- _To be done_
Skip the pictures and extract all of the lines exactly as written.

— start —

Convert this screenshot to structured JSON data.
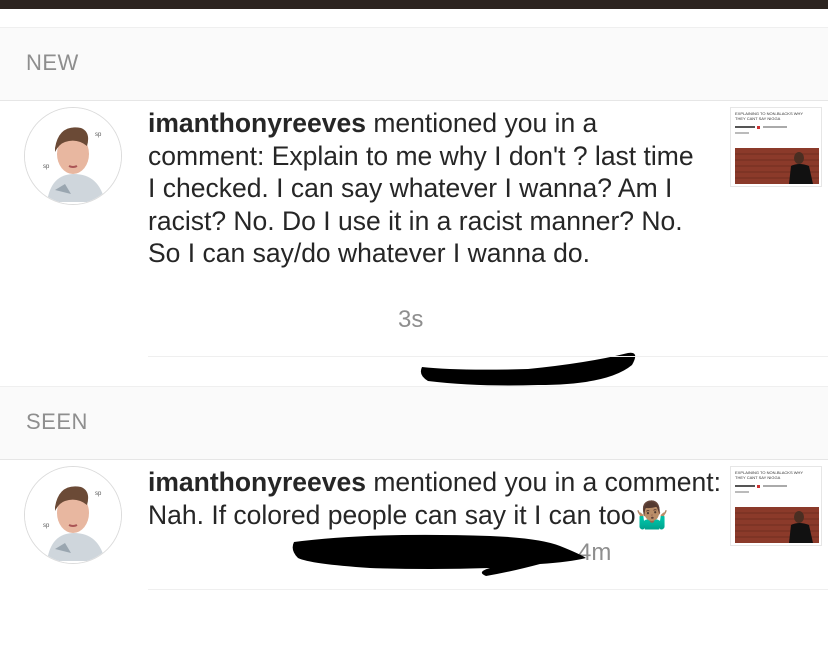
{
  "sections": [
    {
      "header": "NEW",
      "notification": {
        "username": "imanthonyreeves",
        "text": " mentioned you in a comment: Explain to me why I don't ? last time I checked. I can say whatever I wanna? Am I racist? No. Do I use it in a racist manner? No. So I can say/do whatever I wanna do.",
        "time": "3s"
      }
    },
    {
      "header": "SEEN",
      "notification": {
        "username": "imanthonyreeves",
        "text": " mentioned you in a comment: Nah. If colored people can say it I can too",
        "emoji": "🤷🏽‍♂️",
        "time": "4m"
      }
    }
  ],
  "thumbnail": {
    "caption_line1": "EXPLAINING TO NON-BLACKS WHY",
    "caption_line2": "THEY CANT SAY NIGGA"
  },
  "colors": {
    "secondary_text": "#8e8e8e",
    "primary_text": "#262626",
    "header_bg": "#fafafa",
    "redaction": "#000000"
  }
}
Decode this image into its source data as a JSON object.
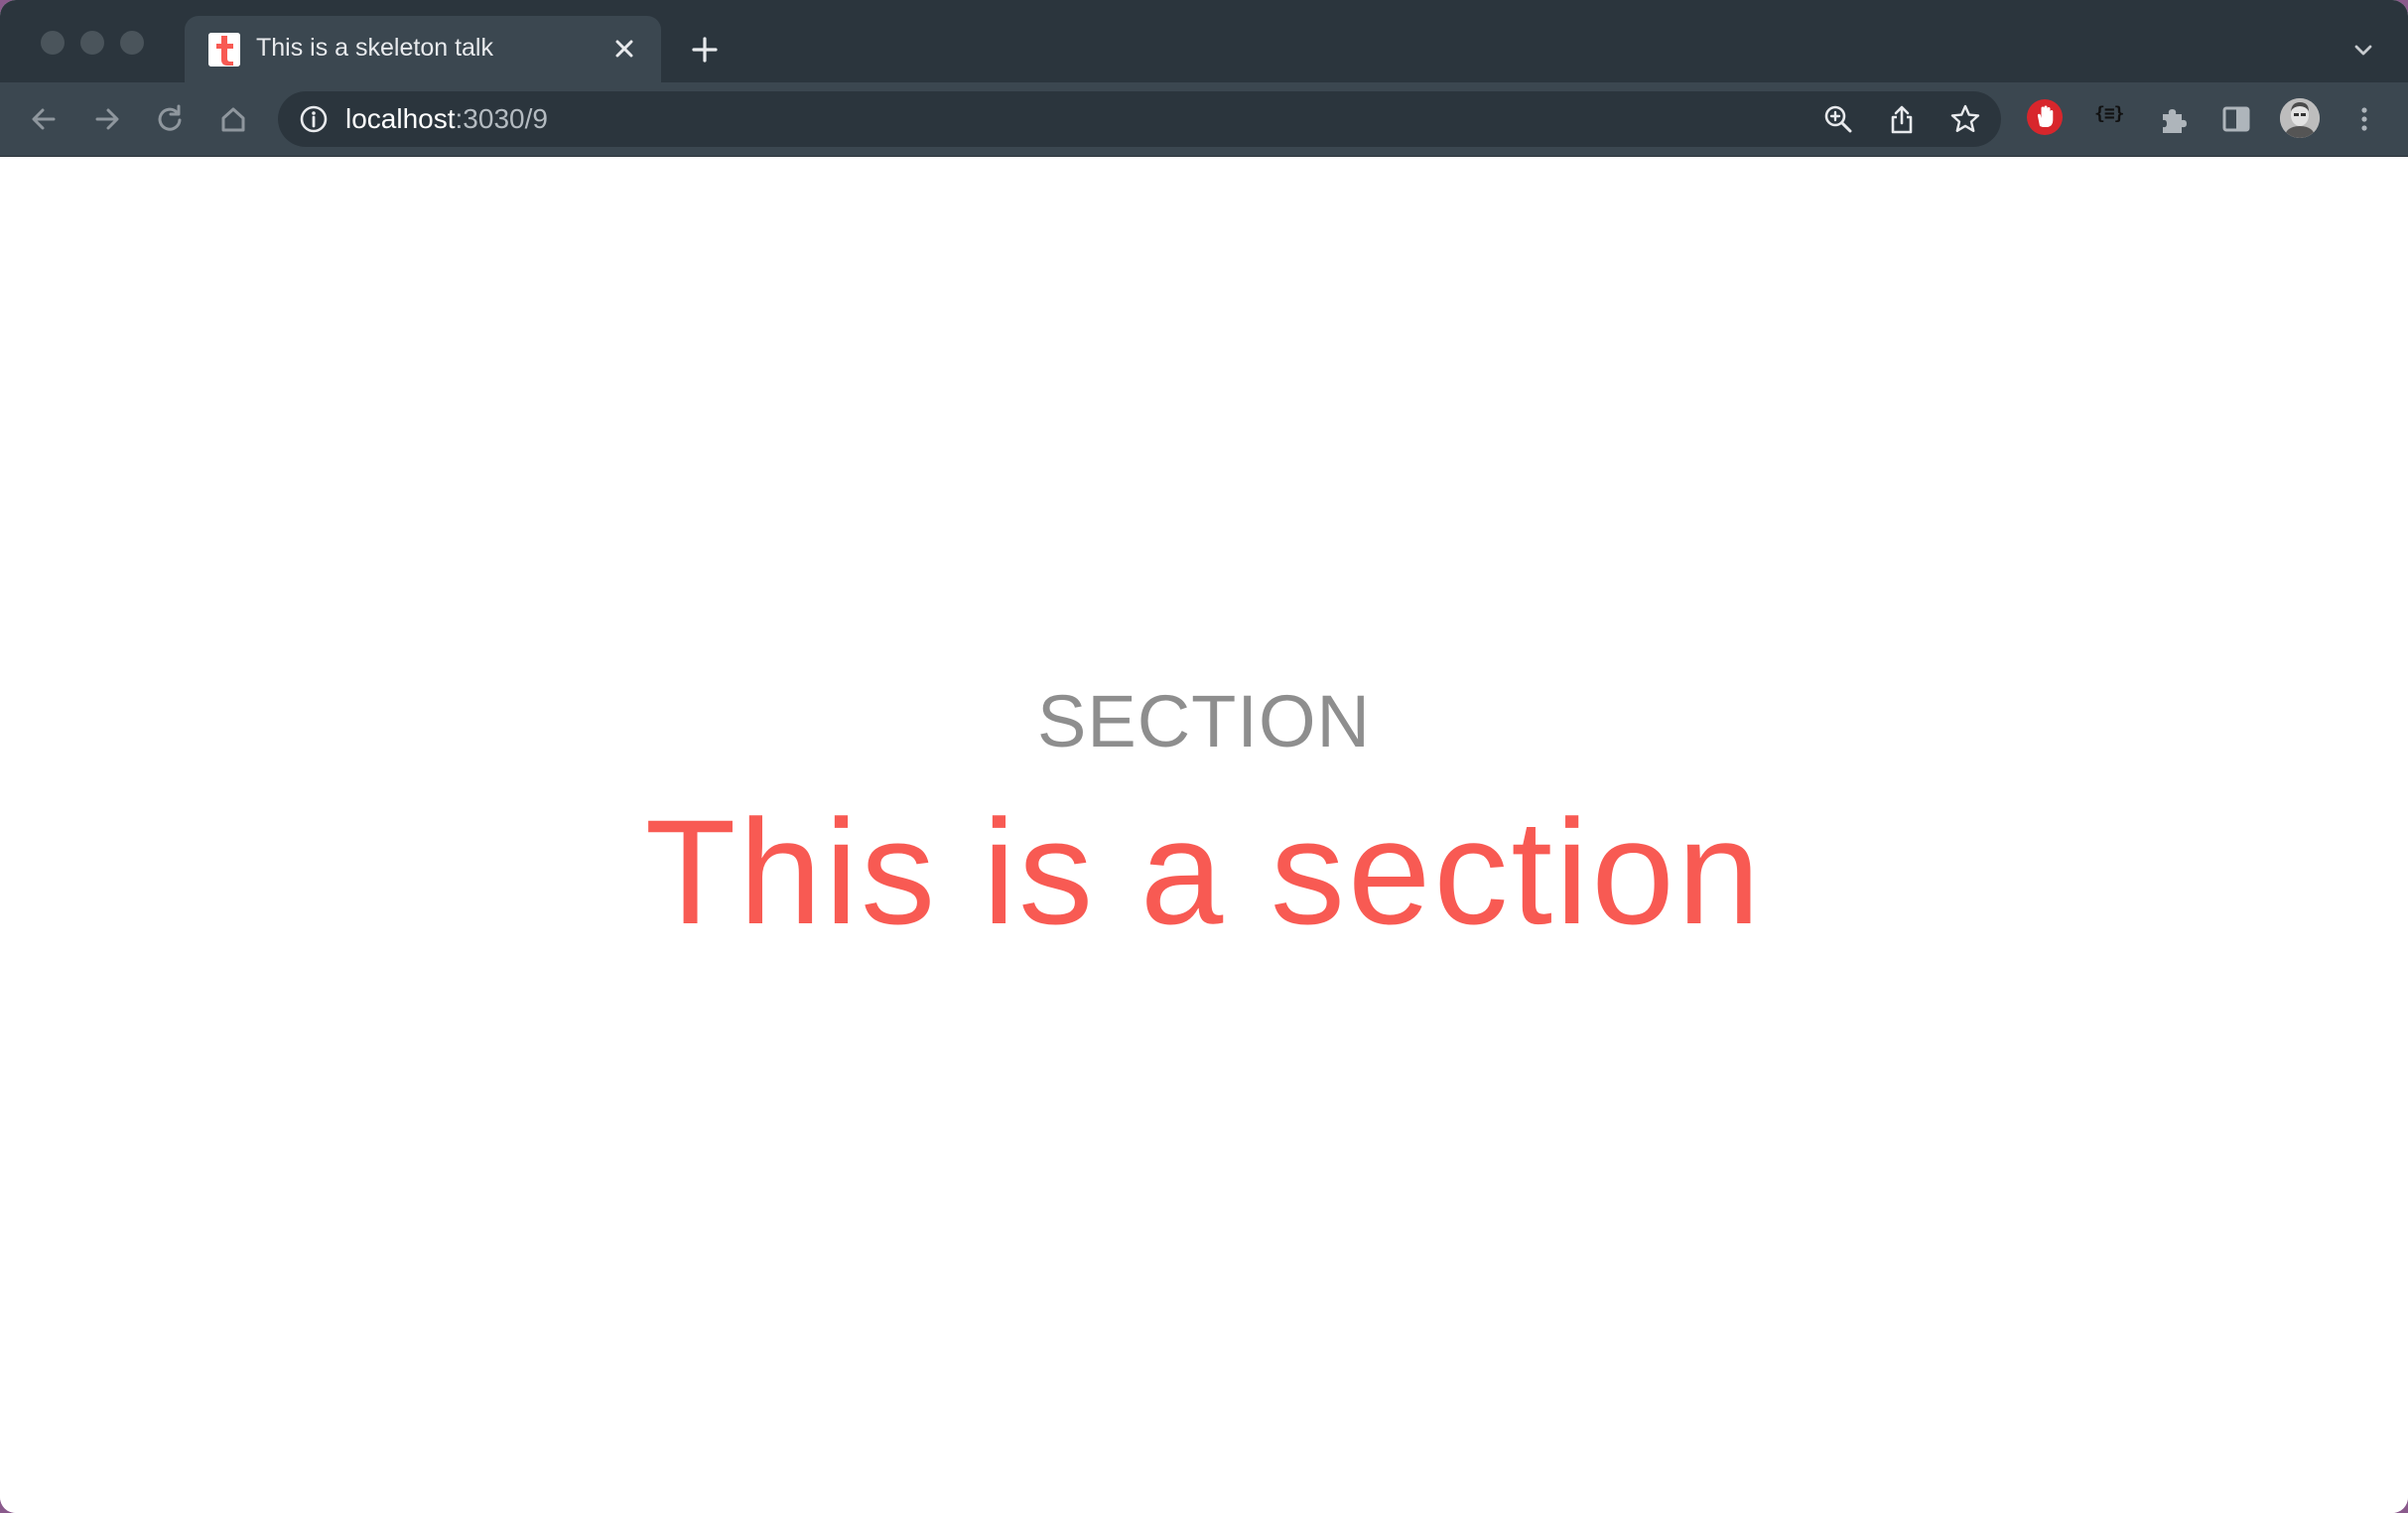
{
  "browser": {
    "tab": {
      "title": "This is a skeleton talk"
    },
    "omnibox": {
      "host": "localhost",
      "path": ":3030/9"
    },
    "extensions": {
      "json_viewer_label": "{≡}"
    }
  },
  "slide": {
    "label": "SECTION",
    "title": "This is a section"
  },
  "colors": {
    "accent": "#f85a53",
    "label": "#8e8e8e",
    "chrome_dark": "#2b353d",
    "chrome_toolbar": "#3b4750"
  }
}
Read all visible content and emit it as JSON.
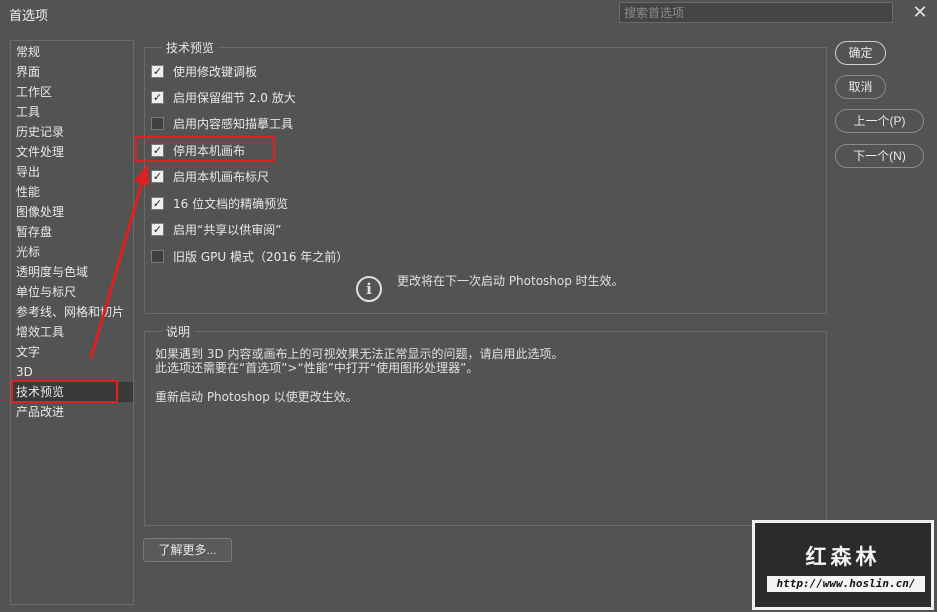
{
  "window": {
    "title": "首选项",
    "search_placeholder": "搜索首选项",
    "close_glyph": "✕"
  },
  "sidebar": {
    "items": [
      {
        "label": "常规"
      },
      {
        "label": "界面"
      },
      {
        "label": "工作区"
      },
      {
        "label": "工具"
      },
      {
        "label": "历史记录"
      },
      {
        "label": "文件处理"
      },
      {
        "label": "导出"
      },
      {
        "label": "性能"
      },
      {
        "label": "图像处理"
      },
      {
        "label": "暂存盘"
      },
      {
        "label": "光标"
      },
      {
        "label": "透明度与色域"
      },
      {
        "label": "单位与标尺"
      },
      {
        "label": "参考线、网格和切片"
      },
      {
        "label": "增效工具"
      },
      {
        "label": "文字"
      },
      {
        "label": "3D"
      },
      {
        "label": "技术预览"
      },
      {
        "label": "产品改进"
      }
    ],
    "active": "技术预览"
  },
  "tech_preview": {
    "title": "技术预览",
    "options": [
      {
        "label": "使用修改键调板",
        "checked": true
      },
      {
        "label": "启用保留细节 2.0 放大",
        "checked": true
      },
      {
        "label": "启用内容感知描摹工具",
        "checked": false
      },
      {
        "label": "停用本机画布",
        "checked": true
      },
      {
        "label": "启用本机画布标尺",
        "checked": true
      },
      {
        "label": "16 位文档的精确预览",
        "checked": true
      },
      {
        "label": "启用“共享以供审阅”",
        "checked": true
      },
      {
        "label": "旧版 GPU 模式（2016 年之前）",
        "checked": false
      }
    ],
    "info_icon": "i",
    "notice": "更改将在下一次启动 Photoshop 时生效。"
  },
  "description": {
    "title": "说明",
    "line1": "如果遇到 3D 内容或画布上的可视效果无法正常显示的问题，请启用此选项。",
    "line2": "此选项还需要在“首选项”>“性能”中打开“使用图形处理器”。",
    "line3": "重新启动 Photoshop 以使更改生效。"
  },
  "buttons": {
    "ok": "确定",
    "cancel": "取消",
    "prev": "上一个(P)",
    "next": "下一个(N)",
    "learn_more": "了解更多..."
  },
  "watermark": {
    "title": "红森林",
    "url": "http://www.hoslin.cn/"
  },
  "colors": {
    "background": "#535353",
    "annotation": "#e02020",
    "checkbox_on": "#f0f0f0"
  }
}
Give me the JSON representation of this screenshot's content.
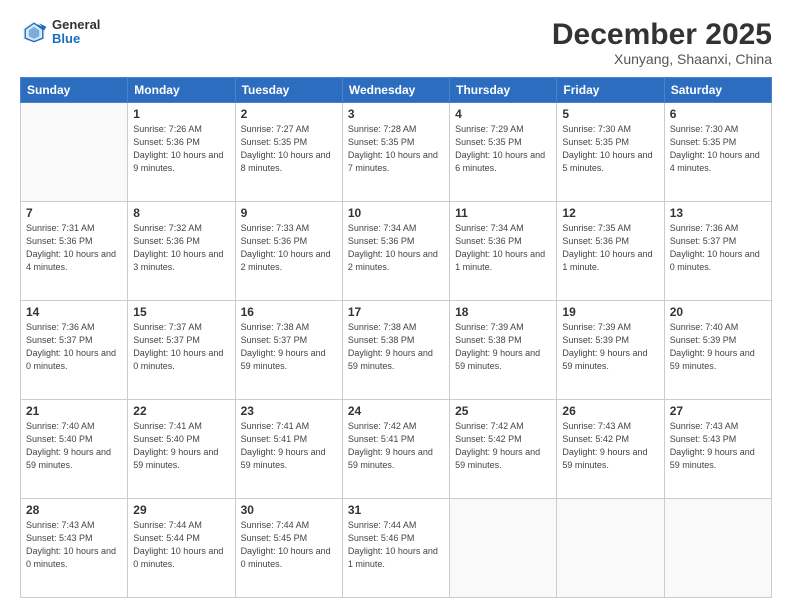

— end —

- _Response_
Convert this screenshot to structured JSON data.
{
  "sections": [
    {
      "header": "NEW",
      "notification": {
        "username": "imanthonyreeves",
        "text": " mentioned you in a comment: Explain to me why I don't ? last time I checked. I can say whatever I wanna? Am I racist? No. Do I use it in a racist manner? No. So I can say/do whatever I wanna do.",
        "time": "3s"
      }
    },
    {
      "header": "SEEN",
      "notification": {
        "username": "imanthonyreeves",
        "text": " mentioned you in a comment: Nah. If colored people can say it I can too",
        "emoji": "🤷🏽‍♂️",
        "time": "4m"
      }
    }
  ],
  "thumbnail": {
    "caption_line1": "EXPLAINING TO NON-BLACKS WHY",
    "caption_line2": "THEY CANT SAY NIGGA"
  },
  "colors": {
    "secondary_text": "#8e8e8e",
    "primary_text": "#262626",
    "header_bg": "#fafafa",
    "redaction": "#000000"
  }
}
Decode this image into its source data as a JSON object.
{
  "browser": {
    "tab": {
      "title": "This is a skeleton talk"
    },
    "omnibox": {
      "host": "localhost",
      "path": ":3030/9"
    },
    "extensions": {
      "json_viewer_label": "{≡}"
    }
  },
  "slide": {
    "label": "SECTION",
    "title": "This is a section"
  },
  "colors": {
    "accent": "#f85a53",
    "label": "#8e8e8e",
    "chrome_dark": "#2b353d",
    "chrome_toolbar": "#3b4750"
  }
}
Read all visible content and emit it as JSON.
{
  "window": {
    "title": "首选项",
    "search_placeholder": "搜索首选项",
    "close_glyph": "✕"
  },
  "sidebar": {
    "items": [
      {
        "label": "常规"
      },
      {
        "label": "界面"
      },
      {
        "label": "工作区"
      },
      {
        "label": "工具"
      },
      {
        "label": "历史记录"
      },
      {
        "label": "文件处理"
      },
      {
        "label": "导出"
      },
      {
        "label": "性能"
      },
      {
        "label": "图像处理"
      },
      {
        "label": "暂存盘"
      },
      {
        "label": "光标"
      },
      {
        "label": "透明度与色域"
      },
      {
        "label": "单位与标尺"
      },
      {
        "label": "参考线、网格和切片"
      },
      {
        "label": "增效工具"
      },
      {
        "label": "文字"
      },
      {
        "label": "3D"
      },
      {
        "label": "技术预览"
      },
      {
        "label": "产品改进"
      }
    ],
    "active": "技术预览"
  },
  "tech_preview": {
    "title": "技术预览",
    "options": [
      {
        "label": "使用修改键调板",
        "checked": true
      },
      {
        "label": "启用保留细节 2.0 放大",
        "checked": true
      },
      {
        "label": "启用内容感知描摹工具",
        "checked": false
      },
      {
        "label": "停用本机画布",
        "checked": true
      },
      {
        "label": "启用本机画布标尺",
        "checked": true
      },
      {
        "label": "16 位文档的精确预览",
        "checked": true
      },
      {
        "label": "启用“共享以供审阅”",
        "checked": true
      },
      {
        "label": "旧版 GPU 模式（2016 年之前）",
        "checked": false
      }
    ],
    "info_icon": "i",
    "notice": "更改将在下一次启动 Photoshop 时生效。"
  },
  "description": {
    "title": "说明",
    "line1": "如果遇到 3D 内容或画布上的可视效果无法正常显示的问题，请启用此选项。",
    "line2": "此选项还需要在“首选项”>“性能”中打开“使用图形处理器”。",
    "line3": "重新启动 Photoshop 以使更改生效。"
  },
  "buttons": {
    "ok": "确定",
    "cancel": "取消",
    "prev": "上一个(P)",
    "next": "下一个(N)",
    "learn_more": "了解更多..."
  },
  "watermark": {
    "title": "红森林",
    "url": "http://www.hoslin.cn/"
  },
  "colors": {
    "background": "#535353",
    "annotation": "#e02020",
    "checkbox_on": "#f0f0f0"
  }
}
Give me the JSON representation of this screenshot's content.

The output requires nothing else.